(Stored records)
########################################

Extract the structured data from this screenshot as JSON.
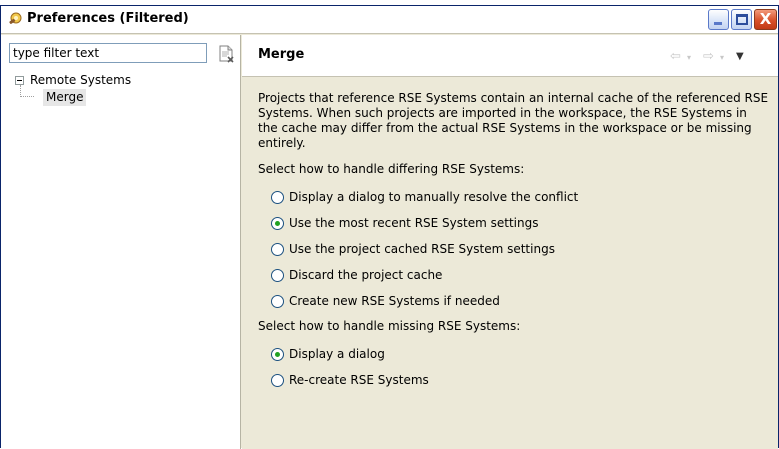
{
  "window": {
    "title": "Preferences (Filtered)",
    "controls": {
      "minimize": "_",
      "maximize": "□",
      "close": "X"
    }
  },
  "colors": {
    "title_bg": "#ffffff",
    "pane_bg": "#ece9d8",
    "radio_checked": "#21a121",
    "close_button": "#d8502a"
  },
  "sidebar": {
    "filter_placeholder": "type filter text",
    "filter_value": "type filter text",
    "clear_icon": "clear-filter-icon",
    "tree": [
      {
        "label": "Remote Systems",
        "expanded": true,
        "children": [
          {
            "label": "Merge",
            "selected": true
          }
        ]
      }
    ]
  },
  "page": {
    "title": "Merge",
    "nav": {
      "back": "⇦",
      "forward": "⇨",
      "dropdown": "▾",
      "menu": "▼"
    },
    "description": "Projects that reference RSE Systems contain an internal cache of the referenced RSE Systems. When such projects are imported in the workspace, the RSE Systems in the cache may differ from the actual RSE Systems in the workspace or be missing entirely.",
    "differing": {
      "label": "Select how to handle differing RSE Systems:",
      "options": [
        {
          "label": "Display a dialog to manually resolve the conflict",
          "checked": false
        },
        {
          "label": "Use the most recent RSE System settings",
          "checked": true
        },
        {
          "label": "Use the project cached RSE System settings",
          "checked": false
        },
        {
          "label": "Discard the project cache",
          "checked": false
        },
        {
          "label": "Create new RSE Systems if needed",
          "checked": false
        }
      ]
    },
    "missing": {
      "label": "Select how to handle missing RSE Systems:",
      "options": [
        {
          "label": "Display a dialog",
          "checked": true
        },
        {
          "label": "Re-create RSE Systems",
          "checked": false
        }
      ]
    }
  }
}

########################################

* TASK BRIEF *
What is the number of lines in the records above that include the word "settings"? Reply with that number and nothing more.

* TASK RESULT *
2